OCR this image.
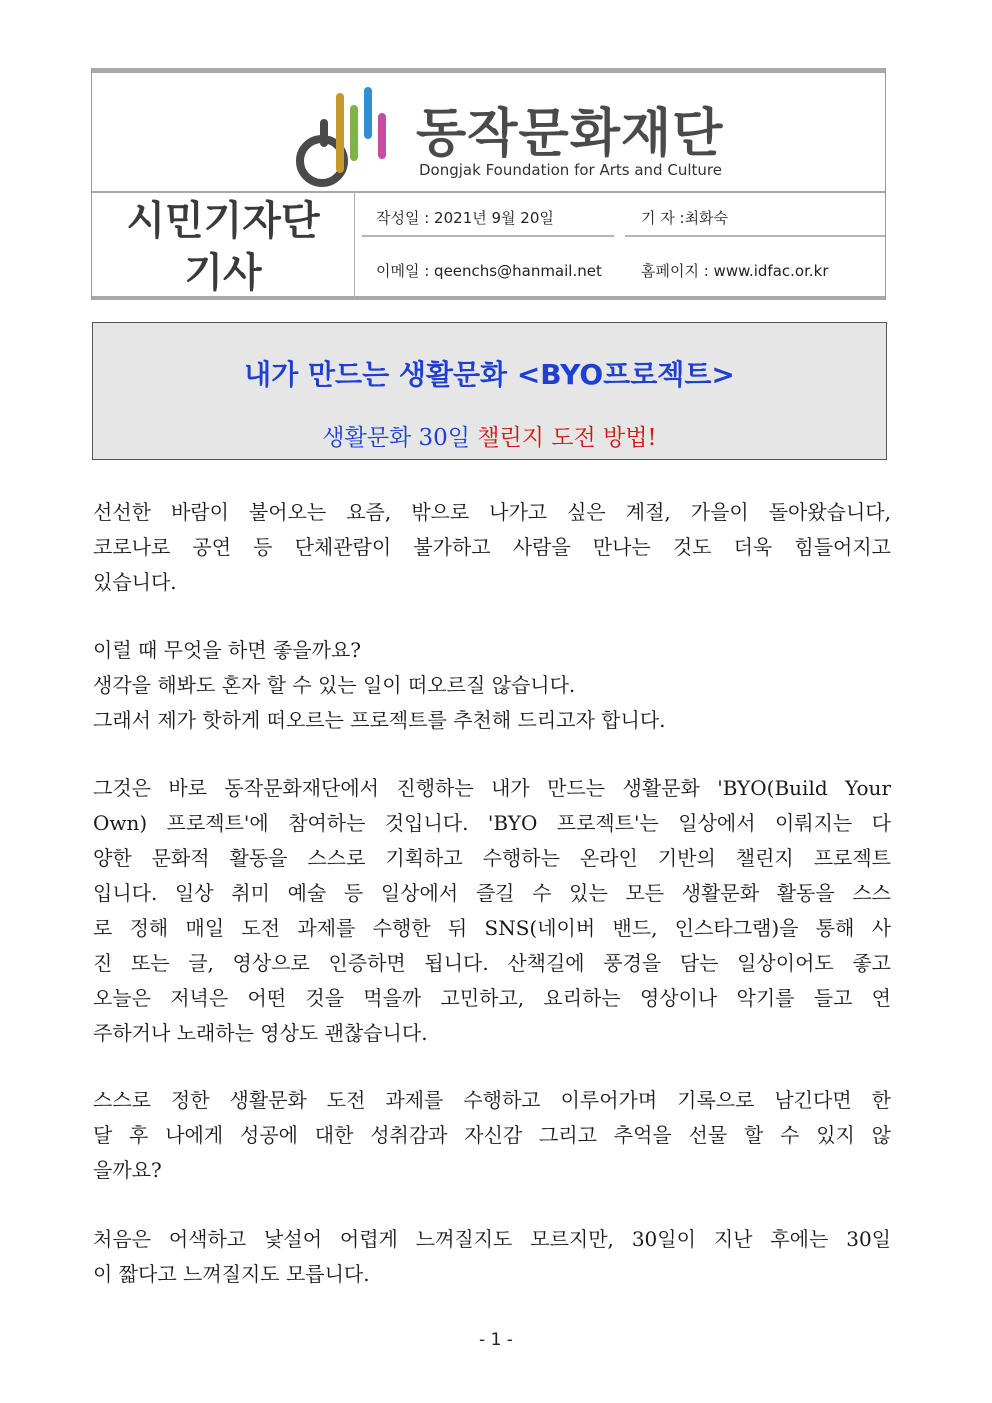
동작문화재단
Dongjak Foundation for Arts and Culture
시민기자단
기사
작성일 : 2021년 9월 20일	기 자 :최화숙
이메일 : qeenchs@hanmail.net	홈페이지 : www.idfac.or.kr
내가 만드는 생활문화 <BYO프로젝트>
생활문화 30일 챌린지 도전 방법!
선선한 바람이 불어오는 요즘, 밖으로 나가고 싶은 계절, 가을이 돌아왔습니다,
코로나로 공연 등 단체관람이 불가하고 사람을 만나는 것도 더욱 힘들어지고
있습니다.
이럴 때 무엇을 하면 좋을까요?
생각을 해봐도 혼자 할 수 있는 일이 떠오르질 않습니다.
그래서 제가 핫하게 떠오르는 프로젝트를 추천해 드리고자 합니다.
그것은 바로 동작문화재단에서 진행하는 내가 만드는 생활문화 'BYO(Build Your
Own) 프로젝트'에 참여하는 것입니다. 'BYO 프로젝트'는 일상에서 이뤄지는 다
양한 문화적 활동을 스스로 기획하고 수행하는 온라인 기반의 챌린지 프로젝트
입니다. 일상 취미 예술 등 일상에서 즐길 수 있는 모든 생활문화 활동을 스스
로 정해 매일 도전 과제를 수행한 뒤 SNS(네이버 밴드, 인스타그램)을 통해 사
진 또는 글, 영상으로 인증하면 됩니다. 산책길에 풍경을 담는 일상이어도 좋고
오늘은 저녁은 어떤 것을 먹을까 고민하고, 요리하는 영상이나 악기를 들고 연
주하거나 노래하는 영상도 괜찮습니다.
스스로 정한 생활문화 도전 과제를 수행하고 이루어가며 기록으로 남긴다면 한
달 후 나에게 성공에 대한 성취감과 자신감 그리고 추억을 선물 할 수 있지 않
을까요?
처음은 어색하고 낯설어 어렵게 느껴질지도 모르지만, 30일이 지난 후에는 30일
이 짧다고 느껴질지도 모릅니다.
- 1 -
====
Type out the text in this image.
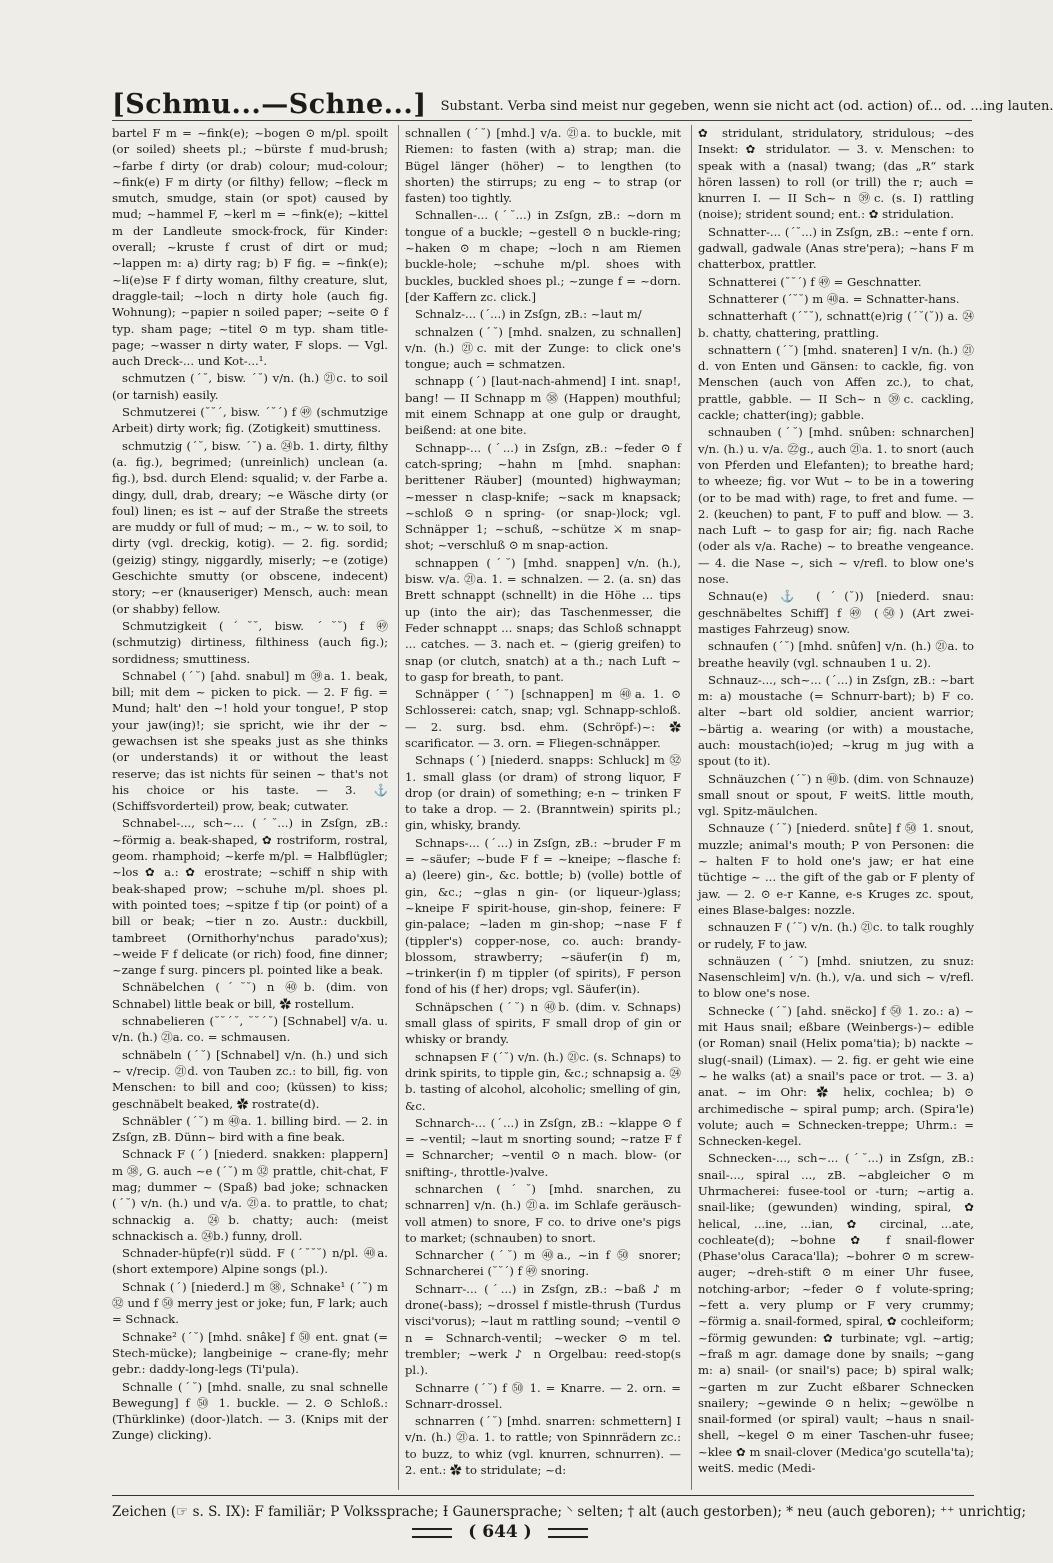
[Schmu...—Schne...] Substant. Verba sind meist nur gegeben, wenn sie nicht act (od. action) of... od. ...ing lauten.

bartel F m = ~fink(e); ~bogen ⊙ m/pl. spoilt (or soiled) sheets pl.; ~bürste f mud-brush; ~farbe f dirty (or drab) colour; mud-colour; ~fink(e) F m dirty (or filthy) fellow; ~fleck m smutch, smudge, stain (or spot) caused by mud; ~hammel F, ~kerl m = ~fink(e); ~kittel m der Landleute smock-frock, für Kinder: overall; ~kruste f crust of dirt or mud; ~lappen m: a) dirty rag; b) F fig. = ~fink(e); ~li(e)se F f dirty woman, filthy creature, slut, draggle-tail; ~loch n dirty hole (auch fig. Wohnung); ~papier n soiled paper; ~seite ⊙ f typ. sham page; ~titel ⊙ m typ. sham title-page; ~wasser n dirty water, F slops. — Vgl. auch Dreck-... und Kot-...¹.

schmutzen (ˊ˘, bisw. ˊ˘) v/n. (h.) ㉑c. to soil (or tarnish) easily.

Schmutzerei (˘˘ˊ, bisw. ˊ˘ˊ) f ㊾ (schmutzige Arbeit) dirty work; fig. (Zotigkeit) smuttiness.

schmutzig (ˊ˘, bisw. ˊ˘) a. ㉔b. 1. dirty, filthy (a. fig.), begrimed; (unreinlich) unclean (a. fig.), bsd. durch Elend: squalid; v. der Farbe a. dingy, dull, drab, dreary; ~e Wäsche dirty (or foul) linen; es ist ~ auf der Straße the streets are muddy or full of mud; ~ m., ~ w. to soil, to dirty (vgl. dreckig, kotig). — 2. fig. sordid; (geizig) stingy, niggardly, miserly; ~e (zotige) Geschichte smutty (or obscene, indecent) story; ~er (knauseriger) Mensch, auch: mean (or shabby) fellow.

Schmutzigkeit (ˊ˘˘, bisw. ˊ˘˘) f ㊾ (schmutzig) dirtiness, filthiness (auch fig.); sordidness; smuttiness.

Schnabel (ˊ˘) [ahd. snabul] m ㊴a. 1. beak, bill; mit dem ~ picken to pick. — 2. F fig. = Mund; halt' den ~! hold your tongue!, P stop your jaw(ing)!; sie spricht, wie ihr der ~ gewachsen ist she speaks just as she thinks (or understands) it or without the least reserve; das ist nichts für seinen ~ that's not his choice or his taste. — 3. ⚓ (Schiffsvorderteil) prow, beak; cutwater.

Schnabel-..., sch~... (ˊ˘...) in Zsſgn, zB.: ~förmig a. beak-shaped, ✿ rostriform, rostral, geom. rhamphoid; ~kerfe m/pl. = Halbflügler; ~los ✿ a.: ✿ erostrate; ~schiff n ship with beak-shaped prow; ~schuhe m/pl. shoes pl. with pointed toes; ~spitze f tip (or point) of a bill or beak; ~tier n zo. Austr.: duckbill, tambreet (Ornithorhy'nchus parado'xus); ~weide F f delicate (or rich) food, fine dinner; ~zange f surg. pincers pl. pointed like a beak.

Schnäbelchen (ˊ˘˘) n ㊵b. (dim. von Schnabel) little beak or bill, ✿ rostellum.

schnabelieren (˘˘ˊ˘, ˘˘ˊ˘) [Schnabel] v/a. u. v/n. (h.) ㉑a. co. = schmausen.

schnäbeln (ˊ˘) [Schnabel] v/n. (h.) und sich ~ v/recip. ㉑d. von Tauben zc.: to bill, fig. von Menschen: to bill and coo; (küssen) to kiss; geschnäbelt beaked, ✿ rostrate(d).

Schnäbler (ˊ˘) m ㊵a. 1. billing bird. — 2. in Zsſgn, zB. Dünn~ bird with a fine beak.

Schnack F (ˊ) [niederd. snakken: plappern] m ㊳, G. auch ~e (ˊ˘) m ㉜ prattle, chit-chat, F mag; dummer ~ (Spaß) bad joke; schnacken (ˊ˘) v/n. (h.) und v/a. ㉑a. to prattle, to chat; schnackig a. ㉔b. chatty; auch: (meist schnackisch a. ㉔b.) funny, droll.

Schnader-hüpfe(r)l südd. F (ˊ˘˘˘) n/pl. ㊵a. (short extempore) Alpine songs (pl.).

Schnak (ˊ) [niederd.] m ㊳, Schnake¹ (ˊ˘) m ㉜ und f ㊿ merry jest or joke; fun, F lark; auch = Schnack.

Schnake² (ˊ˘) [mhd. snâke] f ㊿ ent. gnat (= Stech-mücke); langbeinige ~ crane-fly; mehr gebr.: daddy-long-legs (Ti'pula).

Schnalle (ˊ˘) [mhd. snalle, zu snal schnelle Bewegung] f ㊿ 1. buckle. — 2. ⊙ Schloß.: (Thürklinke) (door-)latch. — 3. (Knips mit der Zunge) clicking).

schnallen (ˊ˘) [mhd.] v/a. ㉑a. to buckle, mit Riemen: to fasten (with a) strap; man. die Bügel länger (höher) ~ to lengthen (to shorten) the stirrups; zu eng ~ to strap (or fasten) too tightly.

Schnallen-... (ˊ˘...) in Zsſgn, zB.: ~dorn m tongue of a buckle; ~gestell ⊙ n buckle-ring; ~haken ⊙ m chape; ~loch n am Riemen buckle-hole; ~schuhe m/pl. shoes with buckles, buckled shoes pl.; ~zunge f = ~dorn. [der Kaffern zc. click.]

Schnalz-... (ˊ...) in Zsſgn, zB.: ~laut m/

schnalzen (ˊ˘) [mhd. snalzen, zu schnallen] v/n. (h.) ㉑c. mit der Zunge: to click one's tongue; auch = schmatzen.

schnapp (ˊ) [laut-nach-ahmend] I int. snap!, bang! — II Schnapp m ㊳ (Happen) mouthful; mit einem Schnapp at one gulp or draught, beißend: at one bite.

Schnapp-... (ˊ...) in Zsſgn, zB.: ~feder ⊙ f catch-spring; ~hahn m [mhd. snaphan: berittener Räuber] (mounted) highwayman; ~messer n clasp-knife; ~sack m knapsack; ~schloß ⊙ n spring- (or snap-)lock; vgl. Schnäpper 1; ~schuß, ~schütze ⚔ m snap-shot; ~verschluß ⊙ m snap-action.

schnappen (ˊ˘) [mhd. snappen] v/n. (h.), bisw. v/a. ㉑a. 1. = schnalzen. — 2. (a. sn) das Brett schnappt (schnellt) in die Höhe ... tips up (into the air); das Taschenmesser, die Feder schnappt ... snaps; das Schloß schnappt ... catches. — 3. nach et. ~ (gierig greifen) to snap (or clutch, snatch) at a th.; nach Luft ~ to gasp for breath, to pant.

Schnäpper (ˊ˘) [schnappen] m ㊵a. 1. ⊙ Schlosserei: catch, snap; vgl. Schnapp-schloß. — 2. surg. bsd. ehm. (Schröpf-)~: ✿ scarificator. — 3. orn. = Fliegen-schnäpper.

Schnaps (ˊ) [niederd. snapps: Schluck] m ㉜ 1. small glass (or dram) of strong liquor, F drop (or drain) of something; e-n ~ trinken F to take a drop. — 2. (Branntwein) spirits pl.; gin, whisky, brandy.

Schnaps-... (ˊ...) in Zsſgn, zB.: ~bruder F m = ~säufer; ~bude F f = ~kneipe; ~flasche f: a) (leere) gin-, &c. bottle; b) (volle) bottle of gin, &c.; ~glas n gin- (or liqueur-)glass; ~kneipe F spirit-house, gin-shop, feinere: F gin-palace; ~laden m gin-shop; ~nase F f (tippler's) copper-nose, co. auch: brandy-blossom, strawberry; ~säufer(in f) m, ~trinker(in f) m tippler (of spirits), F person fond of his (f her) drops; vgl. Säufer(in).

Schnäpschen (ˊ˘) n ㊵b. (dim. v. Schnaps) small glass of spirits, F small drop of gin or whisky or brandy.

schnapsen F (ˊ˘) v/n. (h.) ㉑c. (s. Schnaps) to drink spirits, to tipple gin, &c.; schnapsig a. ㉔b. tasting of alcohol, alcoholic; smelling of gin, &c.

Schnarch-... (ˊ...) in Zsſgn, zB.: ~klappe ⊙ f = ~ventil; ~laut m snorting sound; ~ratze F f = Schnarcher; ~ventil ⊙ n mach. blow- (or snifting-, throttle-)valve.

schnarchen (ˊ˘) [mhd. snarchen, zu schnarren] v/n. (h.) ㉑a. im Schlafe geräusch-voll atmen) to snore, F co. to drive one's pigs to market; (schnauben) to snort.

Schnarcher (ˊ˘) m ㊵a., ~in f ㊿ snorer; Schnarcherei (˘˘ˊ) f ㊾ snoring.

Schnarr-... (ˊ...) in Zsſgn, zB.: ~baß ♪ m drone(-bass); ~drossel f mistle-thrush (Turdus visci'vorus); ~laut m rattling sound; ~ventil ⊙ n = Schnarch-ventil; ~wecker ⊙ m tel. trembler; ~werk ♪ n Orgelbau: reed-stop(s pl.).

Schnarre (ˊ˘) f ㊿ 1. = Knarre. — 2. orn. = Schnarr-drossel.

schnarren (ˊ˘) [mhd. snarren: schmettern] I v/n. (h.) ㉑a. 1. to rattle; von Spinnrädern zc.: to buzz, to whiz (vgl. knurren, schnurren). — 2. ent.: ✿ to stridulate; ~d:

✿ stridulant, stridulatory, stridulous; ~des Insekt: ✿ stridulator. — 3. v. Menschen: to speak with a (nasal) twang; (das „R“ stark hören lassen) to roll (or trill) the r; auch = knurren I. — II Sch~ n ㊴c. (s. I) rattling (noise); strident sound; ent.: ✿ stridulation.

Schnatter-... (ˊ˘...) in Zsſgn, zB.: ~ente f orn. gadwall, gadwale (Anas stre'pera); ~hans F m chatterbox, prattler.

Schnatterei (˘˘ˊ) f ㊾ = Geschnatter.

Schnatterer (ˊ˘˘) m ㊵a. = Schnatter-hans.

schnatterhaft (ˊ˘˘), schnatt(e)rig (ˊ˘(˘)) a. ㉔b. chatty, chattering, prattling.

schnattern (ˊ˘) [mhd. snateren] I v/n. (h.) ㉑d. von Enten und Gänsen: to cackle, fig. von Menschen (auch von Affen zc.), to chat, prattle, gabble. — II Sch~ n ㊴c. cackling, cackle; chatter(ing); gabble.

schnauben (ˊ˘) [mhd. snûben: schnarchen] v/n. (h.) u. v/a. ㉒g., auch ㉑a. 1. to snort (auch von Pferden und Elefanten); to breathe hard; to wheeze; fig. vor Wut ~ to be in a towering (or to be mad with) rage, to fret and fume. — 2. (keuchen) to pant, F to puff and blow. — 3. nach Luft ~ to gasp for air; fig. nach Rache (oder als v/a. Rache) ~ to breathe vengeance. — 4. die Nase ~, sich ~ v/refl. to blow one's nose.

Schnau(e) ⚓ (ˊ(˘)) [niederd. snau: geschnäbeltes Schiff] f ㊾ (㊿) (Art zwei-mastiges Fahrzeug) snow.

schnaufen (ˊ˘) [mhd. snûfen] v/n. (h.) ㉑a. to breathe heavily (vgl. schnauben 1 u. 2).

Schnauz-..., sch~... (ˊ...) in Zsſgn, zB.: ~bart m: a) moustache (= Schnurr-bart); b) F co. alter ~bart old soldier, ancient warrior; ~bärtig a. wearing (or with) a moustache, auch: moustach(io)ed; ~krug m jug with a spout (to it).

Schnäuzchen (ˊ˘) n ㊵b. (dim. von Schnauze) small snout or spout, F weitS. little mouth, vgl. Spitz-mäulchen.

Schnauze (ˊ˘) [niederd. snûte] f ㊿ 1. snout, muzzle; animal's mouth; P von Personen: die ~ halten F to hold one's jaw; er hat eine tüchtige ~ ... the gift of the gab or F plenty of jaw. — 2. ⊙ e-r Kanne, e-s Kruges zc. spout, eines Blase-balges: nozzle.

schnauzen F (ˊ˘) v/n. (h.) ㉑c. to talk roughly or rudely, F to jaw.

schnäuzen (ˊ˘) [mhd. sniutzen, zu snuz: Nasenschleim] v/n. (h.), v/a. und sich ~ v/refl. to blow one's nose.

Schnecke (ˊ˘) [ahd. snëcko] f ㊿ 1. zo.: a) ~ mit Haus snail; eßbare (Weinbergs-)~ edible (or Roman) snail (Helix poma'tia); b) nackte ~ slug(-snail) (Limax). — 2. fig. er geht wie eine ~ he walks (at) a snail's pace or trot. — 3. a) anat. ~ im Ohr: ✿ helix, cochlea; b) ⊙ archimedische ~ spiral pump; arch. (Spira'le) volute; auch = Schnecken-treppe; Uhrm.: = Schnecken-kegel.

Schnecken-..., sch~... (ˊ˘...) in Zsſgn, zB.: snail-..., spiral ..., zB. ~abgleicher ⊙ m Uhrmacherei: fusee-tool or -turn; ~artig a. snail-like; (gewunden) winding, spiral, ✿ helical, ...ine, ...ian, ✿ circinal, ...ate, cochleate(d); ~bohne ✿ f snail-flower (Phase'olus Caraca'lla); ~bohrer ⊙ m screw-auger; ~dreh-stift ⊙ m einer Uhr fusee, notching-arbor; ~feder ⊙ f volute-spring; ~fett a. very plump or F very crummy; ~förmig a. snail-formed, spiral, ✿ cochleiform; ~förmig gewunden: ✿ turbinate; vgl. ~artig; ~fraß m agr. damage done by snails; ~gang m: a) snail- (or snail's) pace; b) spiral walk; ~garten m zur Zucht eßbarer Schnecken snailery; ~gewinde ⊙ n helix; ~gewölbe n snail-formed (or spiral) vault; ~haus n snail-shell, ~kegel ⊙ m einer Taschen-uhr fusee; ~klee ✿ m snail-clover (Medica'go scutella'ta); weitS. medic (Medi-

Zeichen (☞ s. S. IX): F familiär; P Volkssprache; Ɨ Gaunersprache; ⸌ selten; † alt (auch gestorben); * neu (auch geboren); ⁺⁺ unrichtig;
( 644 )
====
Given task: Show every line in the entries where the string "this" occurs.

The answer:
OCR this image.
Type out the text in this image.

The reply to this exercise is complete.